### OBJECTIVE:
Read the records and gather each line that includes "garments".

** start of ENTRIES **

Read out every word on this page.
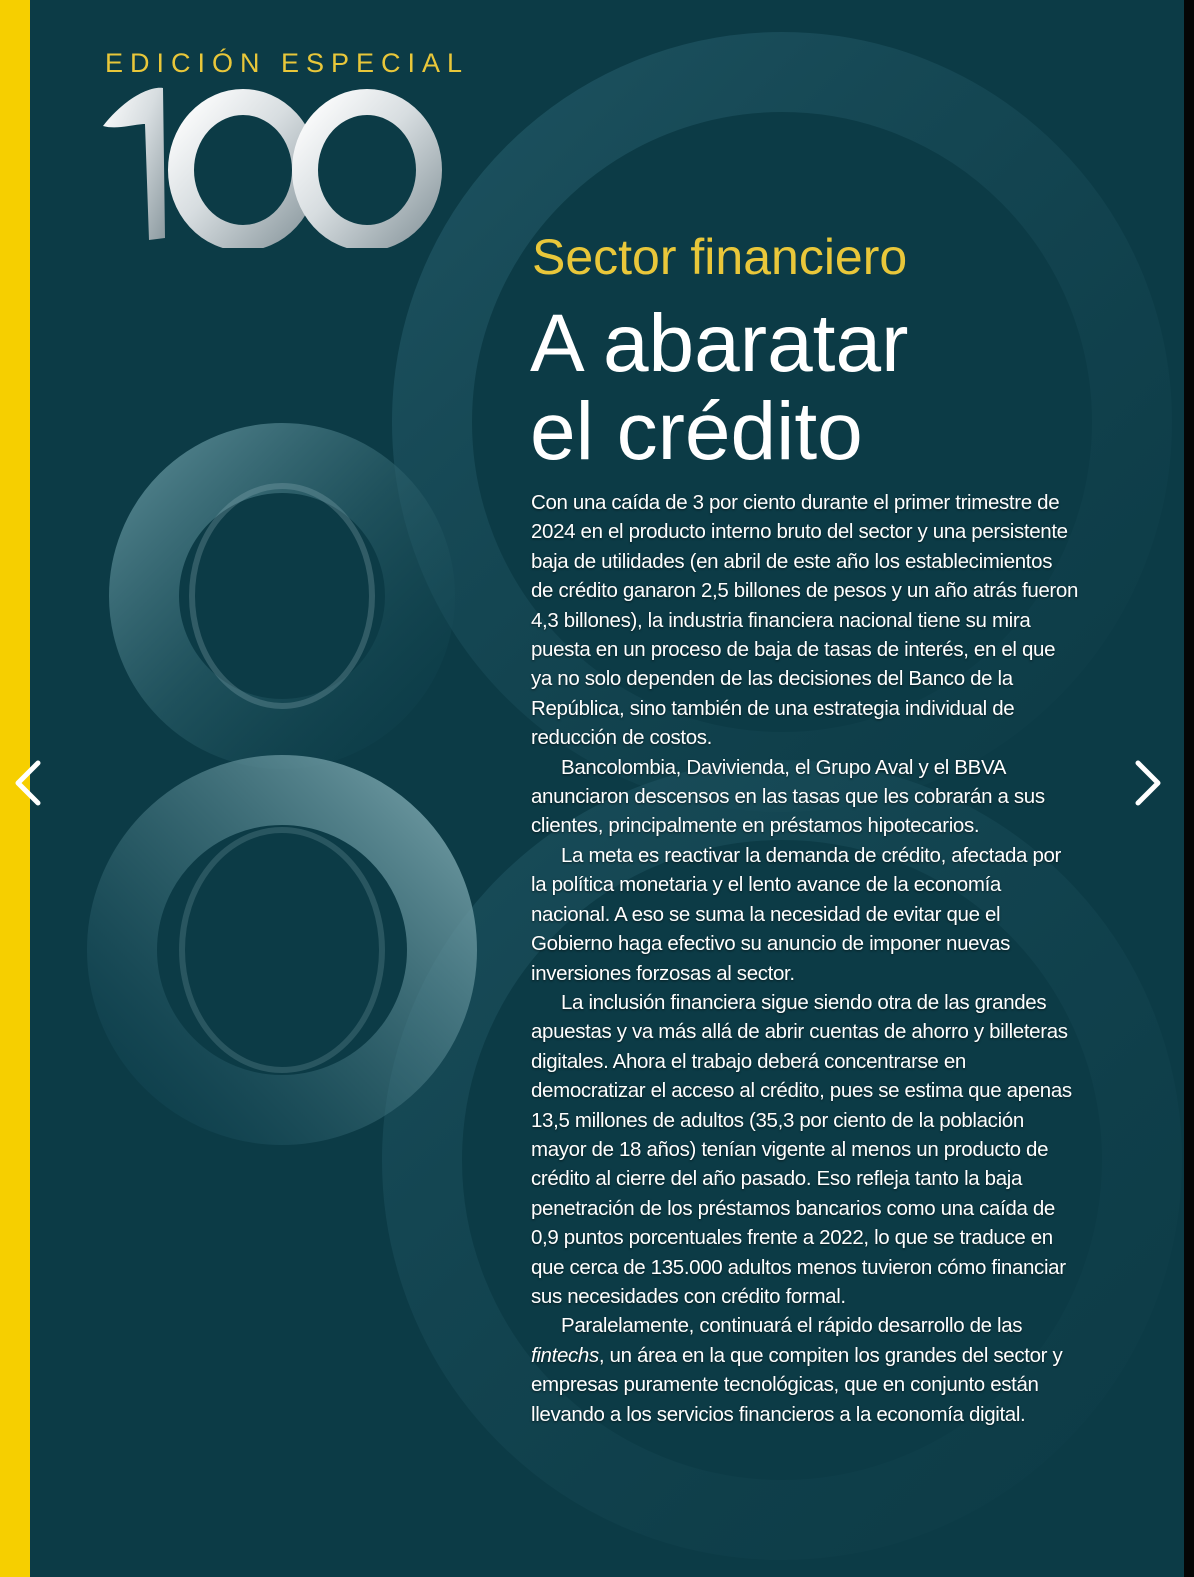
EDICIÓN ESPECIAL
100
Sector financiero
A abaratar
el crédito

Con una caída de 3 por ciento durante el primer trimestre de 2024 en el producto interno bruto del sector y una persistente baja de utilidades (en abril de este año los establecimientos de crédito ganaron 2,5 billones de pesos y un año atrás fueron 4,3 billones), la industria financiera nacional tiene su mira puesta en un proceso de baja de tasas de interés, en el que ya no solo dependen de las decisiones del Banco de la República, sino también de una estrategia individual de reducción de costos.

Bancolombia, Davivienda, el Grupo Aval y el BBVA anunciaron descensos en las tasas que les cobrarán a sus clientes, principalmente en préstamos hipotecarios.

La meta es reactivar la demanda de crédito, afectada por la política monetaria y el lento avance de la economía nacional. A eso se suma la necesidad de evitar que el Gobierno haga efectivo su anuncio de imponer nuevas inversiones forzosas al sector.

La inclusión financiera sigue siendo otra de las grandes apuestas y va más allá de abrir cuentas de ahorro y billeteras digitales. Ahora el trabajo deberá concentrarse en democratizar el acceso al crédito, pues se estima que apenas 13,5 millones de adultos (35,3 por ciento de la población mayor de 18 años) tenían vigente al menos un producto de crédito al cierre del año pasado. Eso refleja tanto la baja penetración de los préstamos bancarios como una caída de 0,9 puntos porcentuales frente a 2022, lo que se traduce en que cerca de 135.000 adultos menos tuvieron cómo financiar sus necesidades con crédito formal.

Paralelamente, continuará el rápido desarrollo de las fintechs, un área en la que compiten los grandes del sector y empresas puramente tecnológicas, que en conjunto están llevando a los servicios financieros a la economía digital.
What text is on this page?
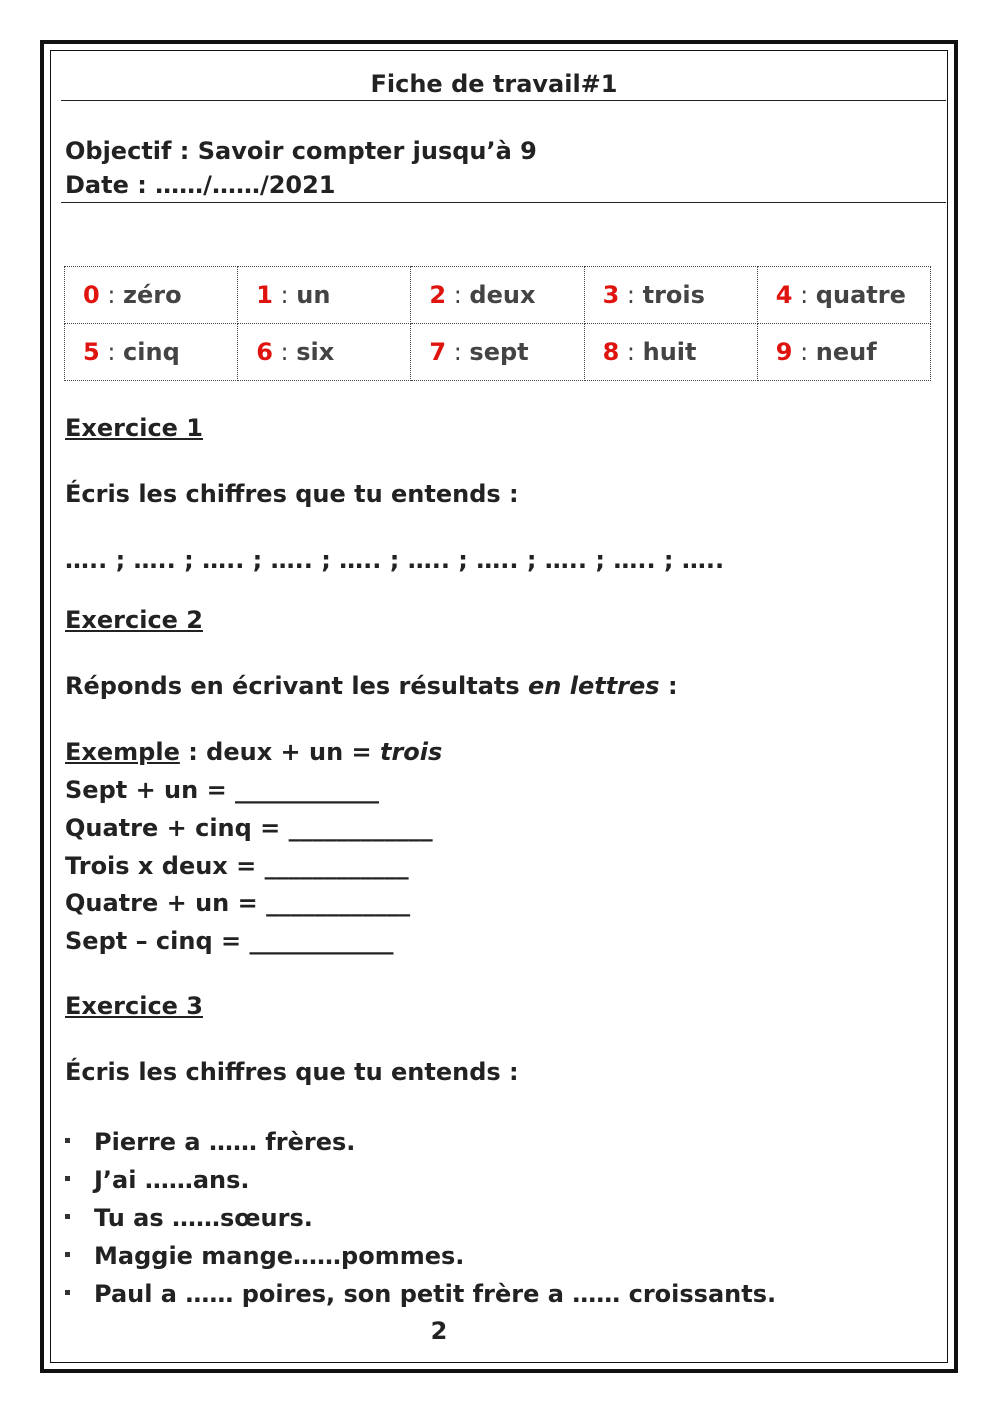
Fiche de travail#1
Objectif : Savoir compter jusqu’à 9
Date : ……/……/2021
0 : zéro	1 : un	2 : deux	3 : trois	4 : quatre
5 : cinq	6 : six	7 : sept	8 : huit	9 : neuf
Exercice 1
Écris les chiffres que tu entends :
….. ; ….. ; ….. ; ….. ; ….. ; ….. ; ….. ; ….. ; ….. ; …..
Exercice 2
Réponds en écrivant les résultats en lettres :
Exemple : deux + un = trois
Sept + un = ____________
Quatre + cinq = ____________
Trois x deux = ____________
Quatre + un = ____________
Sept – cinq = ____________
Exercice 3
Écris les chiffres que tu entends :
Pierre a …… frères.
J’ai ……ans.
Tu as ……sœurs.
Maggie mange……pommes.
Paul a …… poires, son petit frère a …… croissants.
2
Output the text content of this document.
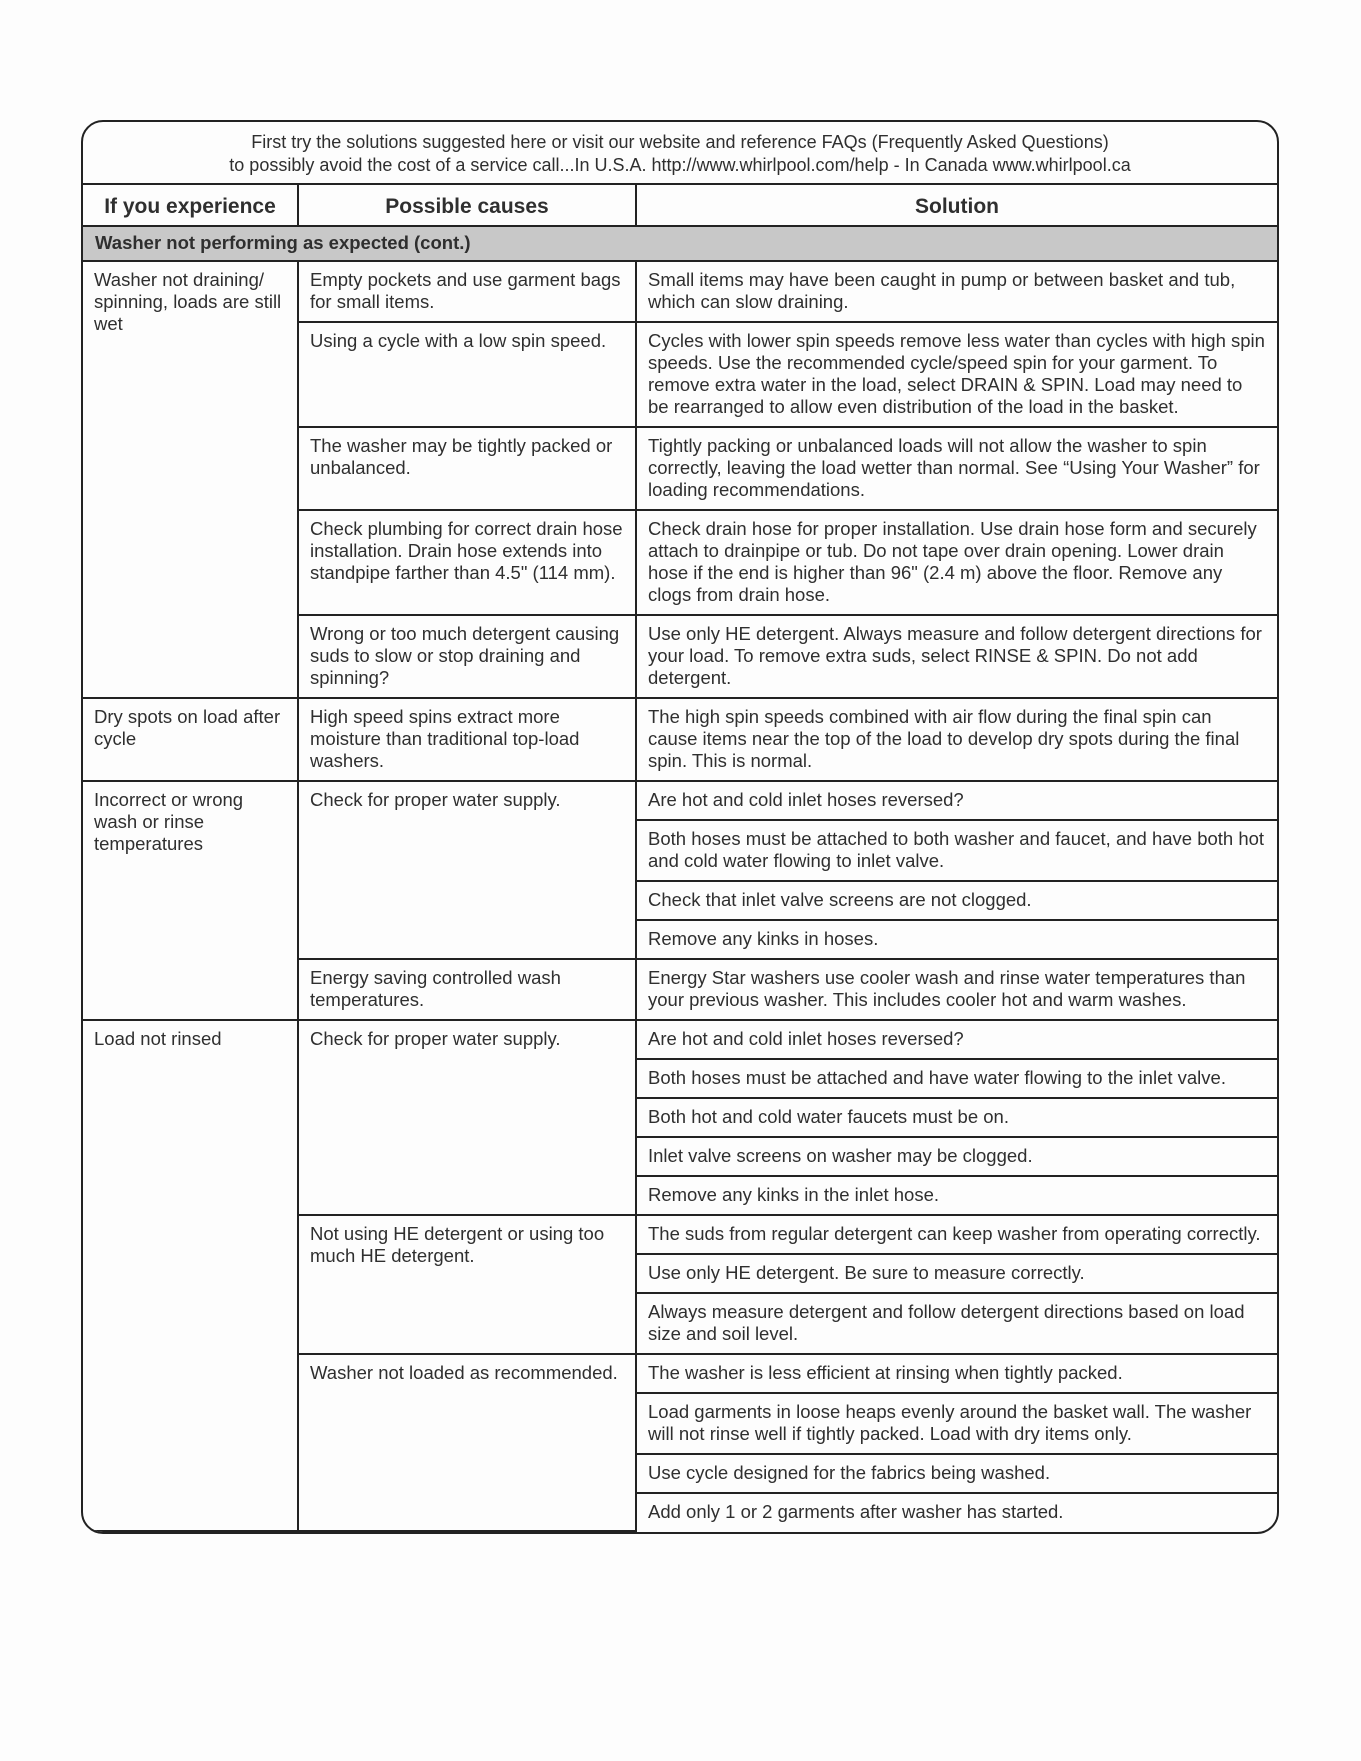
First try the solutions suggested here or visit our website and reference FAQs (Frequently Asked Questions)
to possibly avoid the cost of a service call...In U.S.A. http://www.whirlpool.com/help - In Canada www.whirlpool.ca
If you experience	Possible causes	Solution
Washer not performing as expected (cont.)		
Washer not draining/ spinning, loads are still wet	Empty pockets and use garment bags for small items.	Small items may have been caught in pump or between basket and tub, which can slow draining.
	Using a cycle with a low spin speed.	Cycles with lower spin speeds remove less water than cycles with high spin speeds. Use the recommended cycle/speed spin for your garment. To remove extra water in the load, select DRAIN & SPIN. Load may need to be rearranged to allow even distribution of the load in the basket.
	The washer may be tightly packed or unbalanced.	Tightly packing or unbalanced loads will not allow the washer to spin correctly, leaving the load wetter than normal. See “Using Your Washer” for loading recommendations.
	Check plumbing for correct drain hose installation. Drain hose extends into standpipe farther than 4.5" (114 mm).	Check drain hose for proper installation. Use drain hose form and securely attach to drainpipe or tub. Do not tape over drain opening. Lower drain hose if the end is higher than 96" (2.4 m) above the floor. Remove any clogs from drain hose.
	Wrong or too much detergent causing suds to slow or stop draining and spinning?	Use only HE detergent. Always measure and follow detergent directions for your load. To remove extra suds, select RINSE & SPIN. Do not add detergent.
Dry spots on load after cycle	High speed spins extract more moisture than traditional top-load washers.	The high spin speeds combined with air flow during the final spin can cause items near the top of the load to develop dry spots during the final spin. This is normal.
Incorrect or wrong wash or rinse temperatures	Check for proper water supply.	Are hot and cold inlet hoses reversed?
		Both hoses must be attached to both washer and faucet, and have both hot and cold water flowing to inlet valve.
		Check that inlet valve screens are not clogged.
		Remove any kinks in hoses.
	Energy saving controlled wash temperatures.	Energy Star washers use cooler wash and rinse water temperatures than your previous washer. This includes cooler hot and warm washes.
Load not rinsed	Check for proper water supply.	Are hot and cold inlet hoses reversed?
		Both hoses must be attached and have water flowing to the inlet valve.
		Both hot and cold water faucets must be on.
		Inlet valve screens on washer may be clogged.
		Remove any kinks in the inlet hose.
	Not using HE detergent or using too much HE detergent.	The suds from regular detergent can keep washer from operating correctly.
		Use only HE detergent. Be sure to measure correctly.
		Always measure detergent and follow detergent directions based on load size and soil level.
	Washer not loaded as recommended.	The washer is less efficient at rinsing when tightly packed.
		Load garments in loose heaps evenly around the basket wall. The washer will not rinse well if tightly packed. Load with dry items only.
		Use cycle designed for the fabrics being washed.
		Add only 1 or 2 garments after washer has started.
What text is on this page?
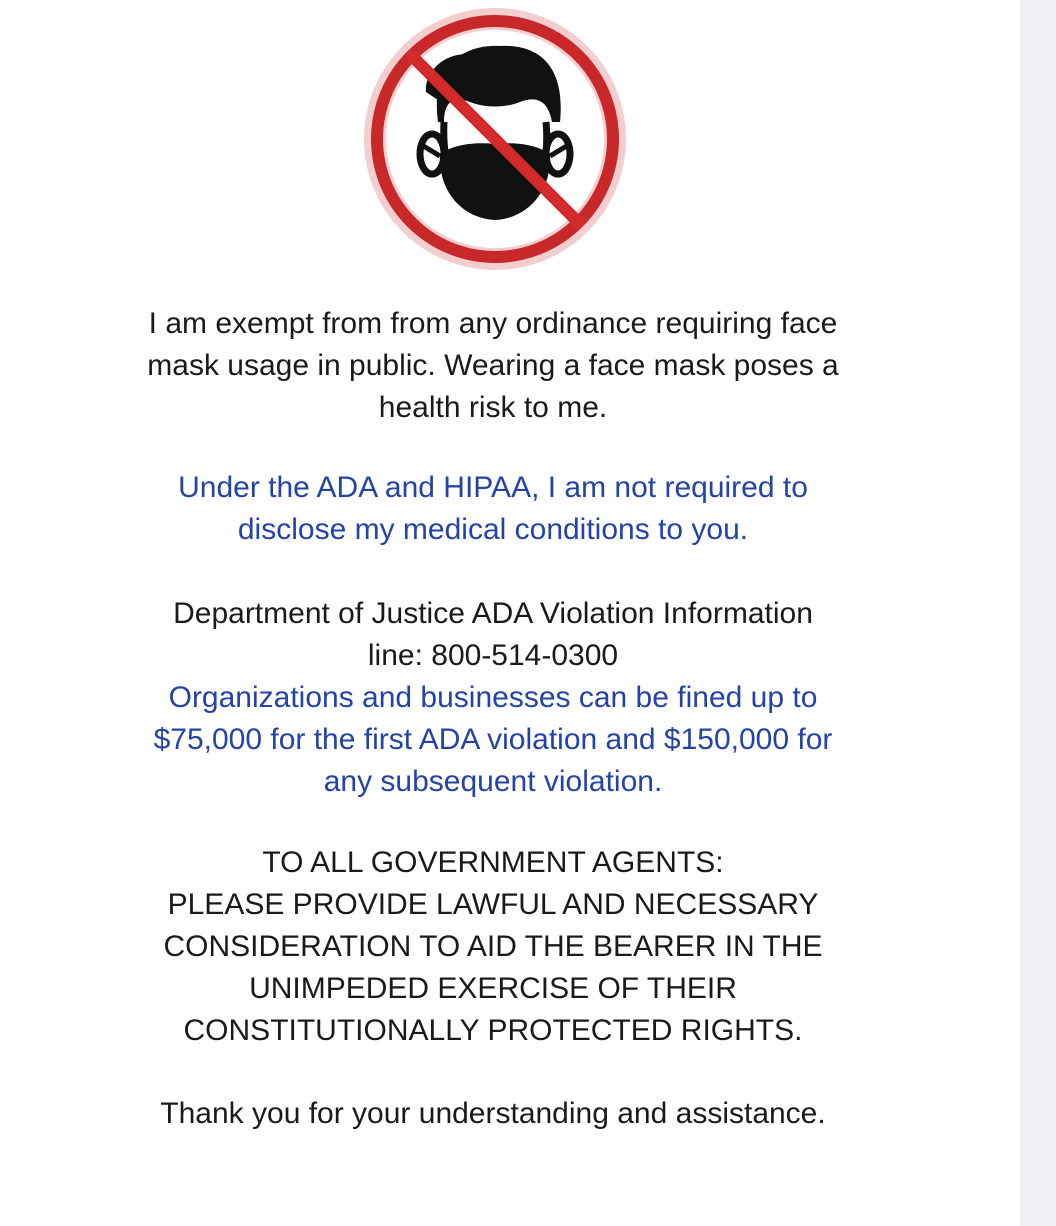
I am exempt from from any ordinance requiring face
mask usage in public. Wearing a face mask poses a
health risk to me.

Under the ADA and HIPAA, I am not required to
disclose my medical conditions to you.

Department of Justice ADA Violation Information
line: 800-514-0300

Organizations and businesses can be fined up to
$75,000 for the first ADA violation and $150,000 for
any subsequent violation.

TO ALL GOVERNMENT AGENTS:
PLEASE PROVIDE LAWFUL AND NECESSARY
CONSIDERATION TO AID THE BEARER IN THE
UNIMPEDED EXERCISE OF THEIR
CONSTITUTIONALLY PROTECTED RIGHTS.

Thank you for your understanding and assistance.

** end of ENTRIES **

### SOLUTION TO THE EXERCISE:
		Load garments in loose heaps evenly around the basket wall. The washer will not rinse well if tightly packed. Load with dry items only.
		Add only 1 or 2 garments after washer has started.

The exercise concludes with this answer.